YOUR OBJECTIVE: Work through the records below and tally every line containing "формата". Reply with the total alone.

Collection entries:
--- BEGIN ---

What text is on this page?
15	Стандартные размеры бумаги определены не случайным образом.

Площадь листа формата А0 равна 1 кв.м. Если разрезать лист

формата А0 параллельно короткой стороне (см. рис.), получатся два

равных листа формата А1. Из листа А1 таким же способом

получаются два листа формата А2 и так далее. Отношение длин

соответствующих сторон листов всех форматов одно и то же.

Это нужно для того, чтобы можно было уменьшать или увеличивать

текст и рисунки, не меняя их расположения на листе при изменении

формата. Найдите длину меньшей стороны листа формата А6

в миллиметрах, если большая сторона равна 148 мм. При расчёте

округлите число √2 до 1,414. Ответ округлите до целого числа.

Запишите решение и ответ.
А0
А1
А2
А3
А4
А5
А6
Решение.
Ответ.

--- END ---

EXERCISE RESULT: 5